▶ _Entries provided_:
— START —

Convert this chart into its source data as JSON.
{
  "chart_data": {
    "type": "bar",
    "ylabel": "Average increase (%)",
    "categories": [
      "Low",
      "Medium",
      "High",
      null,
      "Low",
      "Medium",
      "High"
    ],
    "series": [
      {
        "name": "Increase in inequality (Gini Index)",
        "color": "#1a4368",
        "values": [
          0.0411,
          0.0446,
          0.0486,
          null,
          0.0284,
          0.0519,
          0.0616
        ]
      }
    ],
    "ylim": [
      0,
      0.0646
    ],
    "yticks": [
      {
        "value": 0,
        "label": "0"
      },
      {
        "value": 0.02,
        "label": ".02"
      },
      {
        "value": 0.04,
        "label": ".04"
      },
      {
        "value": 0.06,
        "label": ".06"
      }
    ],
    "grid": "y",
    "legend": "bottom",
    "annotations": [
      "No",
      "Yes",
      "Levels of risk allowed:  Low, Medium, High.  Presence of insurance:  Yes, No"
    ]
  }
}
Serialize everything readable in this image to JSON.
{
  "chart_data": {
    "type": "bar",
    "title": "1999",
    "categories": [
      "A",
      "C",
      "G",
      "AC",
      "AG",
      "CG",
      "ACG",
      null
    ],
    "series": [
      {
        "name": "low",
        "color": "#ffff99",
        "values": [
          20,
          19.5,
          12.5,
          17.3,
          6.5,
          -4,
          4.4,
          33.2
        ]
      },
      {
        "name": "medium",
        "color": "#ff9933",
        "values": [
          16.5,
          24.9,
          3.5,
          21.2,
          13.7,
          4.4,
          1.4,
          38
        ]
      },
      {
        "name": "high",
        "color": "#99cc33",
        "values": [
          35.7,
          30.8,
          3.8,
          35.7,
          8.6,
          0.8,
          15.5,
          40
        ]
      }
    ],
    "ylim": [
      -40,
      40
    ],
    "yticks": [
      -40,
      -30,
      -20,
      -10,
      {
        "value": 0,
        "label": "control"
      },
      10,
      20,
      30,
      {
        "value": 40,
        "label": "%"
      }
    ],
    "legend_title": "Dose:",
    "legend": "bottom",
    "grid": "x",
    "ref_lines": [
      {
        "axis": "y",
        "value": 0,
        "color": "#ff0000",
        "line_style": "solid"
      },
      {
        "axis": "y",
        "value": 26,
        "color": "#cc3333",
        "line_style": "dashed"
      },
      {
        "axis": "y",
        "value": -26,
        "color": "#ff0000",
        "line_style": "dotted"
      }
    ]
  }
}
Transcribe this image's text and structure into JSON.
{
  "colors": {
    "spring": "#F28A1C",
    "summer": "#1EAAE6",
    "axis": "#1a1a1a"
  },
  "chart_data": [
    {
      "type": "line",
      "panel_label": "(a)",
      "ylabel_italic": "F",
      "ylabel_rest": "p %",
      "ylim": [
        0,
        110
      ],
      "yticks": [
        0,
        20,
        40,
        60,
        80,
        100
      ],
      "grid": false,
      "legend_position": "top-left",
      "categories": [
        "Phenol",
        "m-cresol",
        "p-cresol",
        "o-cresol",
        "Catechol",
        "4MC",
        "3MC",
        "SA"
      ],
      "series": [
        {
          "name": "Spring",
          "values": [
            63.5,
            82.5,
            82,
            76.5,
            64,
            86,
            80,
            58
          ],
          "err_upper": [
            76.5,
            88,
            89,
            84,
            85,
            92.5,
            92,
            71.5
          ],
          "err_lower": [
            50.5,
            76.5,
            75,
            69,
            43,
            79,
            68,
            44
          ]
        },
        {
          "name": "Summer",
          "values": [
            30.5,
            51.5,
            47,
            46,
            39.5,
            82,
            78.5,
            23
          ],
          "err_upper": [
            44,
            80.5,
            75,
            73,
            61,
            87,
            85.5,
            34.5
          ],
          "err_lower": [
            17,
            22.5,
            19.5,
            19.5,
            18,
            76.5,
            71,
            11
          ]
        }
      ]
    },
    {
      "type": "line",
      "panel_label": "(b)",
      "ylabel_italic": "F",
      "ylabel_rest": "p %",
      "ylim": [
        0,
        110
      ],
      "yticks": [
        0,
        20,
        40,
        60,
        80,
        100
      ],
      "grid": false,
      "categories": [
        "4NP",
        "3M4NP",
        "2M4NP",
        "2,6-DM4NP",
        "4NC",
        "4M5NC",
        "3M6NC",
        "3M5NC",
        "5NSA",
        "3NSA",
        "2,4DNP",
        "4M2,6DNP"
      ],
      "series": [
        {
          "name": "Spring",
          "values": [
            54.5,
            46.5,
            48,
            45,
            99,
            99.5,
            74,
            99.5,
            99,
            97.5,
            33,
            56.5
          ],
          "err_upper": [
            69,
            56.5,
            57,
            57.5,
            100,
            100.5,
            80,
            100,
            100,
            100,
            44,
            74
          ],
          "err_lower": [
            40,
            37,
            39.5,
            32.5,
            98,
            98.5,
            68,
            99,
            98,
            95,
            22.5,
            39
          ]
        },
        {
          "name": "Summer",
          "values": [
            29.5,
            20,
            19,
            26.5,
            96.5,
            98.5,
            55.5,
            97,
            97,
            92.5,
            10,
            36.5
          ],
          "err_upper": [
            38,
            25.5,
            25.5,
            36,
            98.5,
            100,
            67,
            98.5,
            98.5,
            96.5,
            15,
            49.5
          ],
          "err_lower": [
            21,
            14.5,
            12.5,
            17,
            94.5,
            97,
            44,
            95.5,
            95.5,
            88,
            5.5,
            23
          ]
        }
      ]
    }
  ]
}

— END —

▶ _Exercise aim_: Return the whole listing exactly.

▶ _Answer to the exercise_:
Convert this chart into its source data as JSON.
{
  "chart_data": {
    "type": "bar",
    "ylabel": "Average increase (%)",
    "categories": [
      "Low",
      "Medium",
      "High",
      null,
      "Low",
      "Medium",
      "High"
    ],
    "series": [
      {
        "name": "Increase in inequality (Gini Index)",
        "color": "#1a4368",
        "values": [
          0.0411,
          0.0446,
          0.0486,
          null,
          0.0284,
          0.0519,
          0.0616
        ]
      }
    ],
    "ylim": [
      0,
      0.0646
    ],
    "yticks": [
      {
        "value": 0,
        "label": "0"
      },
      {
        "value": 0.02,
        "label": ".02"
      },
      {
        "value": 0.04,
        "label": ".04"
      },
      {
        "value": 0.06,
        "label": ".06"
      }
    ],
    "grid": "y",
    "legend": "bottom",
    "annotations": [
      "No",
      "Yes",
      "Levels of risk allowed:  Low, Medium, High.  Presence of insurance:  Yes, No"
    ]
  }
}
Serialize everything readable in this image to JSON.
{
  "chart_data": {
    "type": "bar",
    "title": "1999",
    "categories": [
      "A",
      "C",
      "G",
      "AC",
      "AG",
      "CG",
      "ACG",
      null
    ],
    "series": [
      {
        "name": "low",
        "color": "#ffff99",
        "values": [
          20,
          19.5,
          12.5,
          17.3,
          6.5,
          -4,
          4.4,
          33.2
        ]
      },
      {
        "name": "medium",
        "color": "#ff9933",
        "values": [
          16.5,
          24.9,
          3.5,
          21.2,
          13.7,
          4.4,
          1.4,
          38
        ]
      },
      {
        "name": "high",
        "color": "#99cc33",
        "values": [
          35.7,
          30.8,
          3.8,
          35.7,
          8.6,
          0.8,
          15.5,
          40
        ]
      }
    ],
    "ylim": [
      -40,
      40
    ],
    "yticks": [
      -40,
      -30,
      -20,
      -10,
      {
        "value": 0,
        "label": "control"
      },
      10,
      20,
      30,
      {
        "value": 40,
        "label": "%"
      }
    ],
    "legend_title": "Dose:",
    "legend": "bottom",
    "grid": "x",
    "ref_lines": [
      {
        "axis": "y",
        "value": 0,
        "color": "#ff0000",
        "line_style": "solid"
      },
      {
        "axis": "y",
        "value": 26,
        "color": "#cc3333",
        "line_style": "dashed"
      },
      {
        "axis": "y",
        "value": -26,
        "color": "#ff0000",
        "line_style": "dotted"
      }
    ]
  }
}
Transcribe this image's text and structure into JSON.
{
  "colors": {
    "spring": "#F28A1C",
    "summer": "#1EAAE6",
    "axis": "#1a1a1a"
  },
  "chart_data": [
    {
      "type": "line",
      "panel_label": "(a)",
      "ylabel_italic": "F",
      "ylabel_rest": "p %",
      "ylim": [
        0,
        110
      ],
      "yticks": [
        0,
        20,
        40,
        60,
        80,
        100
      ],
      "grid": false,
      "legend_position": "top-left",
      "categories": [
        "Phenol",
        "m-cresol",
        "p-cresol",
        "o-cresol",
        "Catechol",
        "4MC",
        "3MC",
        "SA"
      ],
      "series": [
        {
          "name": "Spring",
          "values": [
            63.5,
            82.5,
            82,
            76.5,
            64,
            86,
            80,
            58
          ],
          "err_upper": [
            76.5,
            88,
            89,
            84,
            85,
            92.5,
            92,
            71.5
          ],
          "err_lower": [
            50.5,
            76.5,
            75,
            69,
            43,
            79,
            68,
            44
          ]
        },
        {
          "name": "Summer",
          "values": [
            30.5,
            51.5,
            47,
            46,
            39.5,
            82,
            78.5,
            23
          ],
          "err_upper": [
            44,
            80.5,
            75,
            73,
            61,
            87,
            85.5,
            34.5
          ],
          "err_lower": [
            17,
            22.5,
            19.5,
            19.5,
            18,
            76.5,
            71,
            11
          ]
        }
      ]
    },
    {
      "type": "line",
      "panel_label": "(b)",
      "ylabel_italic": "F",
      "ylabel_rest": "p %",
      "ylim": [
        0,
        110
      ],
      "yticks": [
        0,
        20,
        40,
        60,
        80,
        100
      ],
      "grid": false,
      "categories": [
        "4NP",
        "3M4NP",
        "2M4NP",
        "2,6-DM4NP",
        "4NC",
        "4M5NC",
        "3M6NC",
        "3M5NC",
        "5NSA",
        "3NSA",
        "2,4DNP",
        "4M2,6DNP"
      ],
      "series": [
        {
          "name": "Spring",
          "values": [
            54.5,
            46.5,
            48,
            45,
            99,
            99.5,
            74,
            99.5,
            99,
            97.5,
            33,
            56.5
          ],
          "err_upper": [
            69,
            56.5,
            57,
            57.5,
            100,
            100.5,
            80,
            100,
            100,
            100,
            44,
            74
          ],
          "err_lower": [
            40,
            37,
            39.5,
            32.5,
            98,
            98.5,
            68,
            99,
            98,
            95,
            22.5,
            39
          ]
        },
        {
          "name": "Summer",
          "values": [
            29.5,
            20,
            19,
            26.5,
            96.5,
            98.5,
            55.5,
            97,
            97,
            92.5,
            10,
            36.5
          ],
          "err_upper": [
            38,
            25.5,
            25.5,
            36,
            98.5,
            100,
            67,
            98.5,
            98.5,
            96.5,
            15,
            49.5
          ],
          "err_lower": [
            21,
            14.5,
            12.5,
            17,
            94.5,
            97,
            44,
            95.5,
            95.5,
            88,
            5.5,
            23
          ]
        }
      ]
    }
  ]
}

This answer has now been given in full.